SET PROBLEM. Leave out the pictures and repeat every record exactly.
┌────────
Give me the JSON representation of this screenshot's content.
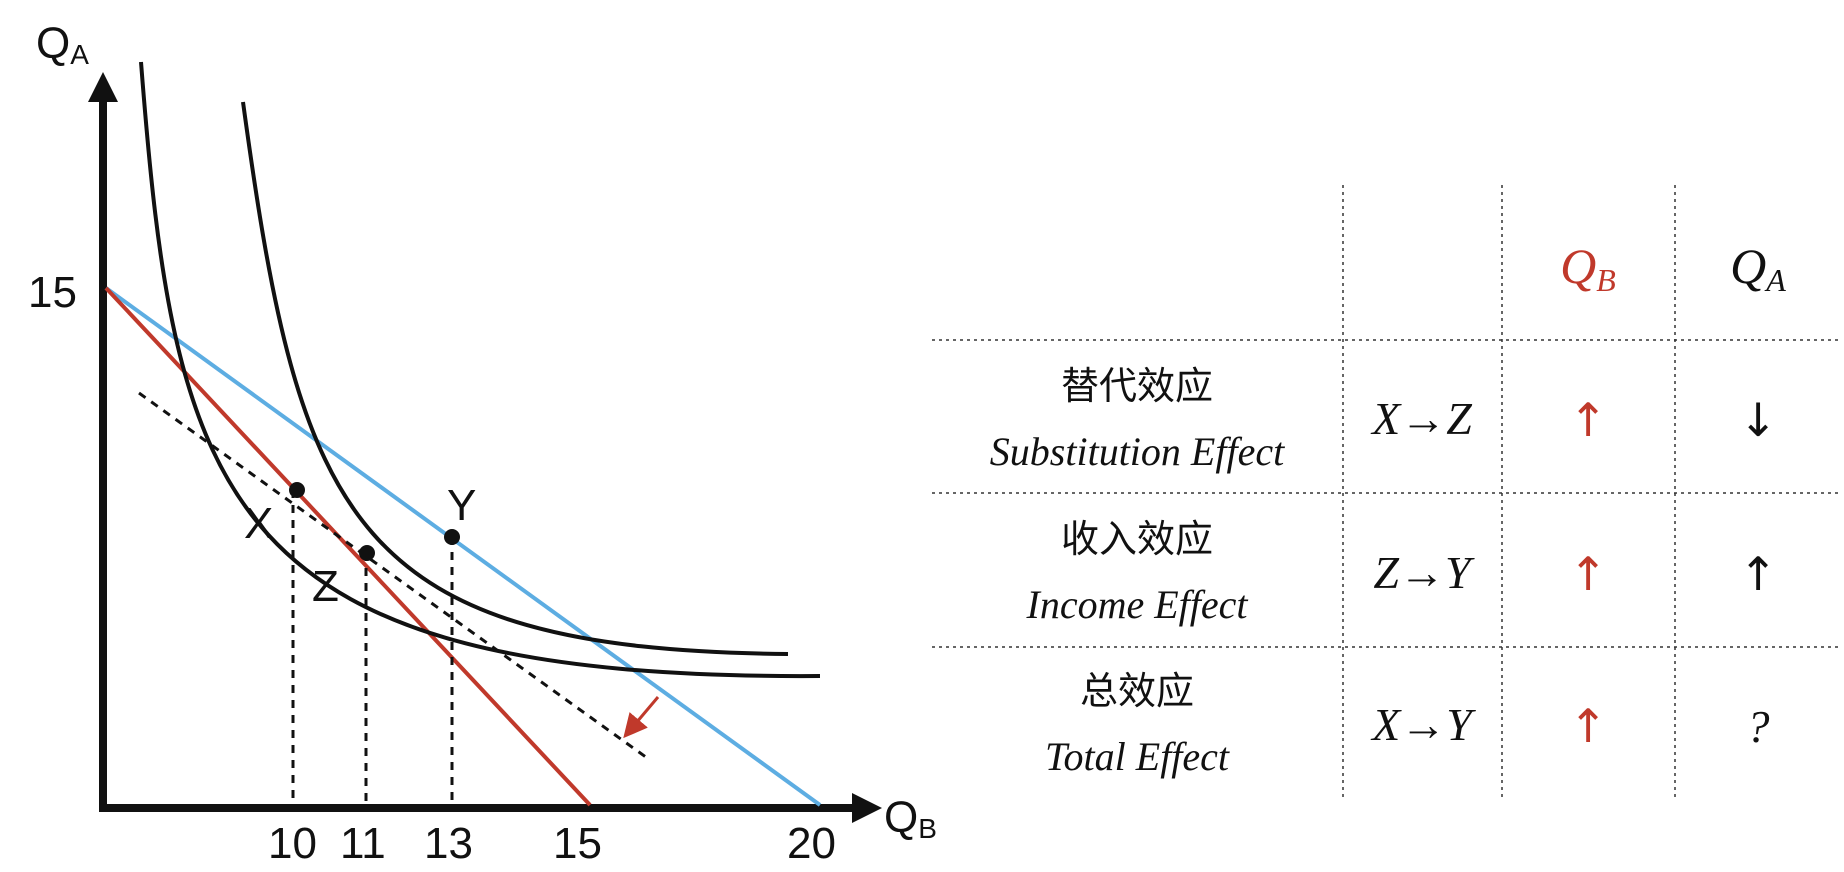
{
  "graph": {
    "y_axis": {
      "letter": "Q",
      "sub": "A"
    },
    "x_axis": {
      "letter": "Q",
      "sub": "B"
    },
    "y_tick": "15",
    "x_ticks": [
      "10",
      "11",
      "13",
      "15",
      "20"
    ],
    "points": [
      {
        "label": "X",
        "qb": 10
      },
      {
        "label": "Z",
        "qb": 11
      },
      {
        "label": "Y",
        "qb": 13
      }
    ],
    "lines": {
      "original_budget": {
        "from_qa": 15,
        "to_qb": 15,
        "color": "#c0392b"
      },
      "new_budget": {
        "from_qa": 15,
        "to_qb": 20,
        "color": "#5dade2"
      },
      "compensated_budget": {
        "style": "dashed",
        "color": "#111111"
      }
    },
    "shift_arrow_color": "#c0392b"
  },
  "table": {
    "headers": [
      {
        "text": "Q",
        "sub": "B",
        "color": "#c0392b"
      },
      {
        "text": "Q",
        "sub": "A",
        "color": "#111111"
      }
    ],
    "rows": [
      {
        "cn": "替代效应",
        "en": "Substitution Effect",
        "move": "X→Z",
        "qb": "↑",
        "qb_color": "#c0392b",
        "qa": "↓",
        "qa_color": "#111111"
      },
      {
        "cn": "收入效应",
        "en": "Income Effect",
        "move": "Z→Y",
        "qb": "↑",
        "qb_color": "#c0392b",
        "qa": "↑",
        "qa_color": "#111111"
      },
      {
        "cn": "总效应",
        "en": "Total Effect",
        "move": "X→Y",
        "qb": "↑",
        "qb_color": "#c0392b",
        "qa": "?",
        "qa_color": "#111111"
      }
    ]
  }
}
└────────
ANSWER TO THE PROBLEM.
Give me the JSON representation of this screenshot's content.
{
  "graph": {
    "y_axis": {
      "letter": "Q",
      "sub": "A"
    },
    "x_axis": {
      "letter": "Q",
      "sub": "B"
    },
    "y_tick": "15",
    "x_ticks": [
      "10",
      "11",
      "13",
      "15",
      "20"
    ],
    "points": [
      {
        "label": "X",
        "qb": 10
      },
      {
        "label": "Z",
        "qb": 11
      },
      {
        "label": "Y",
        "qb": 13
      }
    ],
    "lines": {
      "original_budget": {
        "from_qa": 15,
        "to_qb": 15,
        "color": "#c0392b"
      },
      "new_budget": {
        "from_qa": 15,
        "to_qb": 20,
        "color": "#5dade2"
      },
      "compensated_budget": {
        "style": "dashed",
        "color": "#111111"
      }
    },
    "shift_arrow_color": "#c0392b"
  },
  "table": {
    "headers": [
      {
        "text": "Q",
        "sub": "B",
        "color": "#c0392b"
      },
      {
        "text": "Q",
        "sub": "A",
        "color": "#111111"
      }
    ],
    "rows": [
      {
        "cn": "替代效应",
        "en": "Substitution Effect",
        "move": "X→Z",
        "qb": "↑",
        "qb_color": "#c0392b",
        "qa": "↓",
        "qa_color": "#111111"
      },
      {
        "cn": "收入效应",
        "en": "Income Effect",
        "move": "Z→Y",
        "qb": "↑",
        "qb_color": "#c0392b",
        "qa": "↑",
        "qa_color": "#111111"
      },
      {
        "cn": "总效应",
        "en": "Total Effect",
        "move": "X→Y",
        "qb": "↑",
        "qb_color": "#c0392b",
        "qa": "?",
        "qa_color": "#111111"
      }
    ]
  }
}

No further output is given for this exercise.